KUTIPAN TEKS —
━━━━━━

Juga, dengan mengutip Kitab Mughniyul Muhtaj juz I, hlm. 232 disebutkan:
“Orang
kafir dzimmi (yang keamanan dirinya dan hartanya dalam naungan jaminan
pemerintahan Islam) tidak dilarang untuk datang (ke tempat umat Islam)
karena mereka berhak mencari rezeki. Sedangkan rezeki Allah SWT itu
sangat luas. Terkadang Allah SWT mengabulkan harapan mereka sebagai
bentuk istidraj dan ketamakan dunia. Kafir dzimmi tersebut dan orang
kafir lainnya tidak diperbolehkan untuk bercampur dengan kita di tempat
peribadahan kita, demikian halnya ketika berkumpul. Percampuran
tersebut makruh, dan mereka harus berbeda dengan kita umat Islam ketika
berada di suatu tempat. Hal itu, karena mereka adalah musuh-musuh Allah
SWT, yang suatu saat mereka akan ditimpa suatu azab dengan kekufuran
mereka itu, dan azab tersebut akan mengenai kita pula.” (Lihat, Ibid,
hlm. 532-534).*****
Berbeda
dengan orang yang memiliki cara pandang sekuler, kaum Muslim memiliki
cara pandang (worldview) yang tauhidik; tidak memisahkan antara aspek
dunia dan akhirat, antara aspek fisik dan metafisik. Dunia ini, dalam
pandangan Islam, adalah ladang akhirat. Setiap aspek materi yan
terindera, tidak terlepas dari aspek metafisika; aspek ruhaniah, atau
aspek ketuhanan. Secara fisik, telinga, mata, hidung, tangan, kemaluan,
memiliki unsur materi yang sama. Tapi, secara ilahiah, organ-organ ini
memiliki makna dan kedudukan yang berbeda. Jangan beralasan bahwa
sama-sama daging, mata pipi dan pantat boleh dibuka dimana saja.

━━━━━━

(Entri data yang tersimpan)
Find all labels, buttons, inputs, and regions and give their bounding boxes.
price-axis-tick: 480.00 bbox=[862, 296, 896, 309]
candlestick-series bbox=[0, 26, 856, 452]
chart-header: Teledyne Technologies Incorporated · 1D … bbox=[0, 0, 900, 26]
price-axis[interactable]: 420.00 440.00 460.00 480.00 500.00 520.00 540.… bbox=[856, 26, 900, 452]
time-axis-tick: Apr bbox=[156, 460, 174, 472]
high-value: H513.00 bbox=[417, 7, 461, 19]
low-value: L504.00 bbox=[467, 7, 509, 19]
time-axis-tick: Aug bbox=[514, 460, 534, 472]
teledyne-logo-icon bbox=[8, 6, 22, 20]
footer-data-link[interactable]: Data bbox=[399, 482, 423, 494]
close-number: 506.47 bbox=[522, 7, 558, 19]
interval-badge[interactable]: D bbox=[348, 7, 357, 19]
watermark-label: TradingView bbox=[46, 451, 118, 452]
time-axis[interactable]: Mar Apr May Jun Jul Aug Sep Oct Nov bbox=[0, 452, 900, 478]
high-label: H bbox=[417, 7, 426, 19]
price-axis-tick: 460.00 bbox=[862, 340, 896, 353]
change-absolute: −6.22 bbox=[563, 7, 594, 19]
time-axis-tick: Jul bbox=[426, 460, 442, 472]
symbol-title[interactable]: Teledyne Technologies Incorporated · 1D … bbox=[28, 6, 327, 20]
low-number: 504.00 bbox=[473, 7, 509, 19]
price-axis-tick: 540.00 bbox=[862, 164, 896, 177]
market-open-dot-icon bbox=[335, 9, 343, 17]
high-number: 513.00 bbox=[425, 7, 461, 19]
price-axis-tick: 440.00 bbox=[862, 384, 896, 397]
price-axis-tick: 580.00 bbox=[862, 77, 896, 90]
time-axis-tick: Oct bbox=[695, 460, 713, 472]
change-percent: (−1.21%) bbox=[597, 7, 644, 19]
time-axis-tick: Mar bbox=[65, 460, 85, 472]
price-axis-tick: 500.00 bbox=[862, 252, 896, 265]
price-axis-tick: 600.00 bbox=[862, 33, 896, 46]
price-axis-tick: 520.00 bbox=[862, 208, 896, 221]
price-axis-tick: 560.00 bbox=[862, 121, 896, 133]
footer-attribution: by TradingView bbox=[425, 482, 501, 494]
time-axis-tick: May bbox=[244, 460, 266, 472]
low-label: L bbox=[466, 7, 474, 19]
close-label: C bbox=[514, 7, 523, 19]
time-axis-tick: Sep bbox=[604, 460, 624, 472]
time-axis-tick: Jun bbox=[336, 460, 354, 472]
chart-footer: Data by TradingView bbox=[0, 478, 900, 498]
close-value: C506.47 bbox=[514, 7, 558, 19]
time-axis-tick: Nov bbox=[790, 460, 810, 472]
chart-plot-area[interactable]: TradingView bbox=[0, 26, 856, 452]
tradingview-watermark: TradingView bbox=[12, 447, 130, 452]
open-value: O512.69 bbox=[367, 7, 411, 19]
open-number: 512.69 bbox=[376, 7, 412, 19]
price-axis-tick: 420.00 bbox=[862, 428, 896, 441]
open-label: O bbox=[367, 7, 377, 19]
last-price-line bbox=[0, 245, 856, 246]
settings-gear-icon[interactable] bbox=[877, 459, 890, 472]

━━━━━━

KETENTUAN TUGAS 1 — Ulangi tanpa perubahan bagian kutipan teks yang diawali kata-kata yang memuat "Juga, dengan mengutip" dan berakhir pada "tempat umat Islam)".
KETENTUAN TUGAS 2 — Menurut kutipan teks, dunia ini disebut sebagai apa dalam pandangan Islam?
Catatan-catatan di atas tidak diperlukan.

PENYELESAIAN 1 —
Juga, dengan mengutip Kitab Mughniyul Muhtaj juz I, hlm. 232 disebutkan:
“Orang
kafir dzimmi (yang keamanan dirinya dan hartanya dalam naungan jaminan
pemerintahan Islam) tidak dilarang untuk datang (ke tempat umat Islam)

PENYELESAIAN 2 — Dalam pandangan Islam, dunia ini adalah ladang akhirat.